Stored data
┄┄┄┄┄┄┄┄┄┄┄┄┄┄┄┄┄┄┄┄
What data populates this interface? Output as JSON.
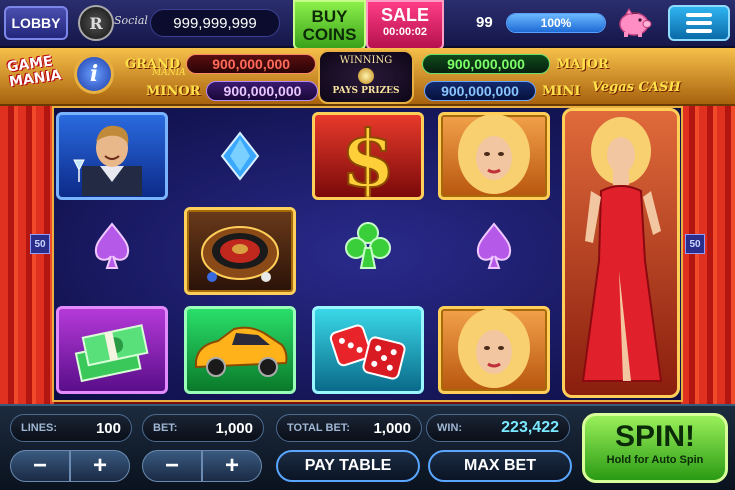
{
  "topbar": {
    "lobby_label": "LOBBY",
    "avatar_letter": "R",
    "social_label": "Social",
    "balance": "999,999,999",
    "buy_coins_label": "BUY COINS",
    "sale_label": "SALE",
    "sale_timer": "00:00:02",
    "level": "99",
    "xp_percent": 100,
    "xp_label": "100%"
  },
  "header": {
    "game_title": "GAME MANIA",
    "info_label": "i",
    "jackpots": {
      "grand": {
        "label": "GRAND",
        "sublabel": "MANIA",
        "value": "900,000,000"
      },
      "minor": {
        "label": "MINOR",
        "value": "900,000,000"
      },
      "major": {
        "label": "MAJOR",
        "value": "900,000,000"
      },
      "mini": {
        "label": "MINI",
        "value": "900,000,000"
      }
    },
    "winning_badge": {
      "line1": "WINNING",
      "line2": "PAYS PRIZES"
    },
    "brand": "Vegas CASH"
  },
  "reels": {
    "left_line": "50",
    "right_line": "50",
    "symbols": [
      [
        "man-with-martini",
        "diamond",
        "gold-dollar",
        "blonde-woman",
        "woman-in-red-dress"
      ],
      [
        "",
        "spade",
        "roulette-wheel",
        "club",
        "spade"
      ],
      [
        "cash-stack",
        "sports-car",
        "dice",
        "blonde-woman",
        ""
      ]
    ]
  },
  "controls": {
    "lines_label": "LINES:",
    "lines_value": "100",
    "bet_label": "BET:",
    "bet_value": "1,000",
    "total_bet_label": "TOTAL BET:",
    "total_bet_value": "1,000",
    "win_label": "WIN:",
    "win_value": "223,422",
    "minus": "−",
    "plus": "+",
    "pay_table_label": "PAY TABLE",
    "max_bet_label": "MAX BET",
    "spin_label": "SPIN!",
    "spin_sublabel": "Hold for Auto Spin"
  },
  "colors": {
    "spin_green": "#2a9a14",
    "gold_frame": "#e8b040",
    "sale_pink": "#ff3d86"
  }
}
┄┄┄┄┄┄┄┄┄┄┄┄┄┄┄┄┄┄┄┄
| GOAL |
Images in the records should not be copied. Repeat all the rest exactly.

| THE ANSWER |
What data populates this interface? Output as JSON.
{
  "topbar": {
    "lobby_label": "LOBBY",
    "avatar_letter": "R",
    "social_label": "Social",
    "balance": "999,999,999",
    "buy_coins_label": "BUY COINS",
    "sale_label": "SALE",
    "sale_timer": "00:00:02",
    "level": "99",
    "xp_percent": 100,
    "xp_label": "100%"
  },
  "header": {
    "game_title": "GAME MANIA",
    "info_label": "i",
    "jackpots": {
      "grand": {
        "label": "GRAND",
        "sublabel": "MANIA",
        "value": "900,000,000"
      },
      "minor": {
        "label": "MINOR",
        "value": "900,000,000"
      },
      "major": {
        "label": "MAJOR",
        "value": "900,000,000"
      },
      "mini": {
        "label": "MINI",
        "value": "900,000,000"
      }
    },
    "winning_badge": {
      "line1": "WINNING",
      "line2": "PAYS PRIZES"
    },
    "brand": "Vegas CASH"
  },
  "reels": {
    "left_line": "50",
    "right_line": "50",
    "symbols": [
      [
        "man-with-martini",
        "diamond",
        "gold-dollar",
        "blonde-woman",
        "woman-in-red-dress"
      ],
      [
        "",
        "spade",
        "roulette-wheel",
        "club",
        "spade"
      ],
      [
        "cash-stack",
        "sports-car",
        "dice",
        "blonde-woman",
        ""
      ]
    ]
  },
  "controls": {
    "lines_label": "LINES:",
    "lines_value": "100",
    "bet_label": "BET:",
    "bet_value": "1,000",
    "total_bet_label": "TOTAL BET:",
    "total_bet_value": "1,000",
    "win_label": "WIN:",
    "win_value": "223,422",
    "minus": "−",
    "plus": "+",
    "pay_table_label": "PAY TABLE",
    "max_bet_label": "MAX BET",
    "spin_label": "SPIN!",
    "spin_sublabel": "Hold for Auto Spin"
  },
  "colors": {
    "spin_green": "#2a9a14",
    "gold_frame": "#e8b040",
    "sale_pink": "#ff3d86"
  }
}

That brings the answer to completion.